#### Raw data:
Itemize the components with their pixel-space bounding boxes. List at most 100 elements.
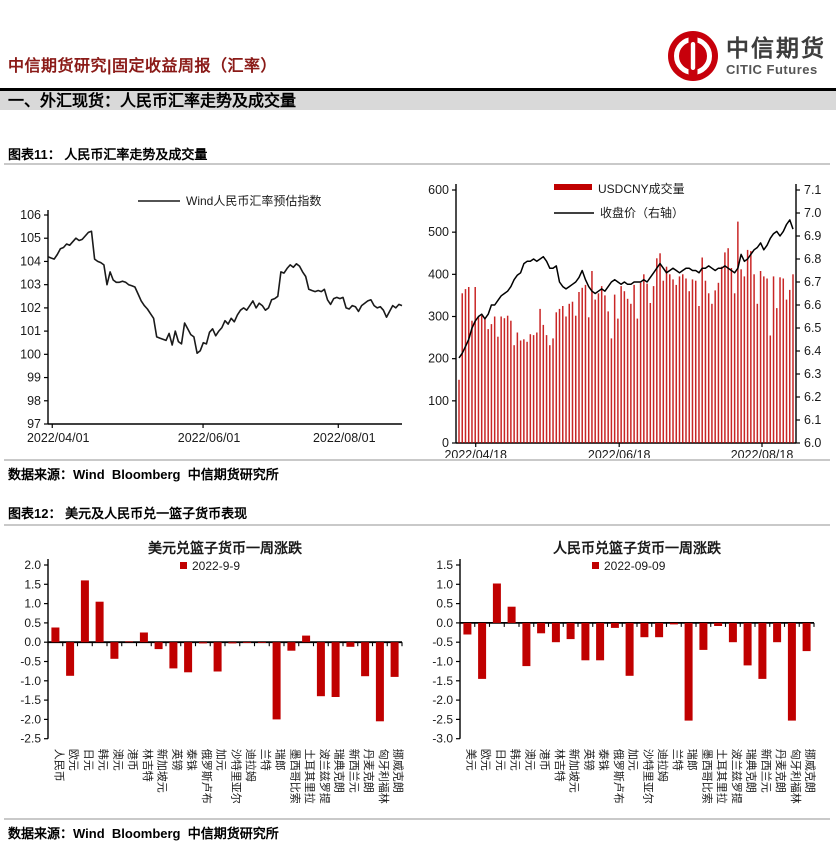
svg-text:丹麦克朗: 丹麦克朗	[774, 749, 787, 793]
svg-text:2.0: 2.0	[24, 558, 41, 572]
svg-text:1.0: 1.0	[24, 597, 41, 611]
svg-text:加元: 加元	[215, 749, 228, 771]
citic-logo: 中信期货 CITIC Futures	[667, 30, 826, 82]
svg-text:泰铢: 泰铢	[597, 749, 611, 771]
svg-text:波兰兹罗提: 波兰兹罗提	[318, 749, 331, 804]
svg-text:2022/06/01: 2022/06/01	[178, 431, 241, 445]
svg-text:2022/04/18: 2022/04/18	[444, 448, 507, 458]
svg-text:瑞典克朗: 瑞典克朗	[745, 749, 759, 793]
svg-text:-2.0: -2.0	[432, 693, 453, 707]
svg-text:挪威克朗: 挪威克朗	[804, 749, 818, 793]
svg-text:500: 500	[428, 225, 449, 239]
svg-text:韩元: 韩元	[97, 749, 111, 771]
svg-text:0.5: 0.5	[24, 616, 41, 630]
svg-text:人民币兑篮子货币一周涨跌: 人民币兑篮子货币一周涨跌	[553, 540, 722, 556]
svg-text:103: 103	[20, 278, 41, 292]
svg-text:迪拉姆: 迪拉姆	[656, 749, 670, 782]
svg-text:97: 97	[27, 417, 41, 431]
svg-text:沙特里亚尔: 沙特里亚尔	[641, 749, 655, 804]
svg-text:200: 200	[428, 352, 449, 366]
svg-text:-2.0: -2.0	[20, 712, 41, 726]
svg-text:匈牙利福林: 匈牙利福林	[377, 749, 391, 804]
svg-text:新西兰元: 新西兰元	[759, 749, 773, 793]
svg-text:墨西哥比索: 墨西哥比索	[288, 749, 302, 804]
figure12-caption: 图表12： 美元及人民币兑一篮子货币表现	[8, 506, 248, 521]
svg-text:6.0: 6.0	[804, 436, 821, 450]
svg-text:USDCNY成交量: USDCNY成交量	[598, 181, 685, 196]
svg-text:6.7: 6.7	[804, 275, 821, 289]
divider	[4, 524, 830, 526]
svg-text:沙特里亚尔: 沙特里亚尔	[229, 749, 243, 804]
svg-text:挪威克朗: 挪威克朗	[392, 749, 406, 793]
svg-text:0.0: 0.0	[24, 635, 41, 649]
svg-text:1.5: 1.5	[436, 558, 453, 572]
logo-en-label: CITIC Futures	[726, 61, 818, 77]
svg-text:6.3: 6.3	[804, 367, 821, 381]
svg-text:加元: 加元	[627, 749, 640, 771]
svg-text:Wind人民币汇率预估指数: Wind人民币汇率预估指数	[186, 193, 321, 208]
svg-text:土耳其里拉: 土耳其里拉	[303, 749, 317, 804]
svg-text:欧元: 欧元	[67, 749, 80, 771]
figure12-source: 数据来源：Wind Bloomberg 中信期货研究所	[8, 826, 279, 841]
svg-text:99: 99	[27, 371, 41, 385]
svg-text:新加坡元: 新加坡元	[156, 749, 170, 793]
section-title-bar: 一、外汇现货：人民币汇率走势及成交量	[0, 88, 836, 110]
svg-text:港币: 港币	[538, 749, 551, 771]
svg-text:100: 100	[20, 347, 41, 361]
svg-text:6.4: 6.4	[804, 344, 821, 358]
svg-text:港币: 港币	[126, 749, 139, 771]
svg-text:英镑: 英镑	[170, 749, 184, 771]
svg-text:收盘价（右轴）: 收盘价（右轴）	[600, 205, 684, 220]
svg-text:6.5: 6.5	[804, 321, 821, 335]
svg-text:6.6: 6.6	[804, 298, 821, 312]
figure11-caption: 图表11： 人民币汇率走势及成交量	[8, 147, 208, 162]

#### Aim of the exercise:
Retype every line above character for character, omitting the picture from your answer.

#### Task answer:
Itemize the components with their pixel-space bounding boxes. List at most 100 elements.
svg-text:丹麦克朗: 丹麦克朗	[774, 749, 787, 793]
svg-text:2.0: 2.0	[24, 558, 41, 572]
svg-text:1.0: 1.0	[24, 597, 41, 611]
svg-text:加元: 加元	[215, 749, 228, 771]
citic-logo: 中信期货 CITIC Futures	[667, 30, 826, 82]
svg-text:泰铢: 泰铢	[597, 749, 611, 771]
svg-text:波兰兹罗提: 波兰兹罗提	[318, 749, 331, 804]
svg-text:2022/06/01: 2022/06/01	[178, 431, 241, 445]
svg-text:2022/04/18: 2022/04/18	[444, 448, 507, 458]
svg-text:瑞典克朗: 瑞典克朗	[745, 749, 759, 793]
svg-text:-2.0: -2.0	[432, 693, 453, 707]
svg-text:挪威克朗: 挪威克朗	[804, 749, 818, 793]
svg-text:500: 500	[428, 225, 449, 239]
svg-text:韩元: 韩元	[97, 749, 111, 771]
svg-text:0.5: 0.5	[24, 616, 41, 630]
svg-text:人民币兑篮子货币一周涨跌: 人民币兑篮子货币一周涨跌	[553, 540, 722, 556]
svg-text:103: 103	[20, 278, 41, 292]
svg-text:迪拉姆: 迪拉姆	[656, 749, 670, 782]
svg-text:97: 97	[27, 417, 41, 431]
svg-text:沙特里亚尔: 沙特里亚尔	[641, 749, 655, 804]
svg-text:200: 200	[428, 352, 449, 366]
svg-text:-2.0: -2.0	[20, 712, 41, 726]
svg-text:匈牙利福林: 匈牙利福林	[377, 749, 391, 804]
svg-text:新西兰元: 新西兰元	[759, 749, 773, 793]
svg-text:墨西哥比索: 墨西哥比索	[288, 749, 302, 804]
figure12-caption: 图表12： 美元及人民币兑一篮子货币表现	[8, 506, 248, 521]
svg-text:6.0: 6.0	[804, 436, 821, 450]
svg-text:USDCNY成交量: USDCNY成交量	[598, 181, 685, 196]
svg-text:6.7: 6.7	[804, 275, 821, 289]
divider	[4, 524, 830, 526]
svg-text:沙特里亚尔: 沙特里亚尔	[229, 749, 243, 804]
svg-text:挪威克朗: 挪威克朗	[392, 749, 406, 793]
svg-text:0.0: 0.0	[24, 635, 41, 649]
svg-text:1.5: 1.5	[436, 558, 453, 572]
logo-en-label: CITIC Futures	[726, 61, 818, 77]
svg-text:6.3: 6.3	[804, 367, 821, 381]
svg-text:加元: 加元	[627, 749, 640, 771]
svg-text:Wind人民币汇率预估指数: Wind人民币汇率预估指数	[186, 193, 321, 208]
svg-text:土耳其里拉: 土耳其里拉	[303, 749, 317, 804]
svg-text:欧元: 欧元	[67, 749, 80, 771]
figure12-source: 数据来源：Wind Bloomberg 中信期货研究所	[8, 826, 279, 841]
svg-text:99: 99	[27, 371, 41, 385]
svg-text:新加坡元: 新加坡元	[156, 749, 170, 793]
section-title-bar: 一、外汇现货：人民币汇率走势及成交量	[0, 88, 836, 110]
svg-text:港币: 港币	[538, 749, 551, 771]
svg-text:100: 100	[20, 347, 41, 361]
svg-text:6.4: 6.4	[804, 344, 821, 358]
svg-text:港币: 港币	[126, 749, 139, 771]
svg-text:英镑: 英镑	[170, 749, 184, 771]
svg-text:收盘价（右轴）: 收盘价（右轴）	[600, 205, 684, 220]
svg-text:6.5: 6.5	[804, 321, 821, 335]
svg-text:6.6: 6.6	[804, 298, 821, 312]
figure11-caption: 图表11： 人民币汇率走势及成交量	[8, 147, 208, 162]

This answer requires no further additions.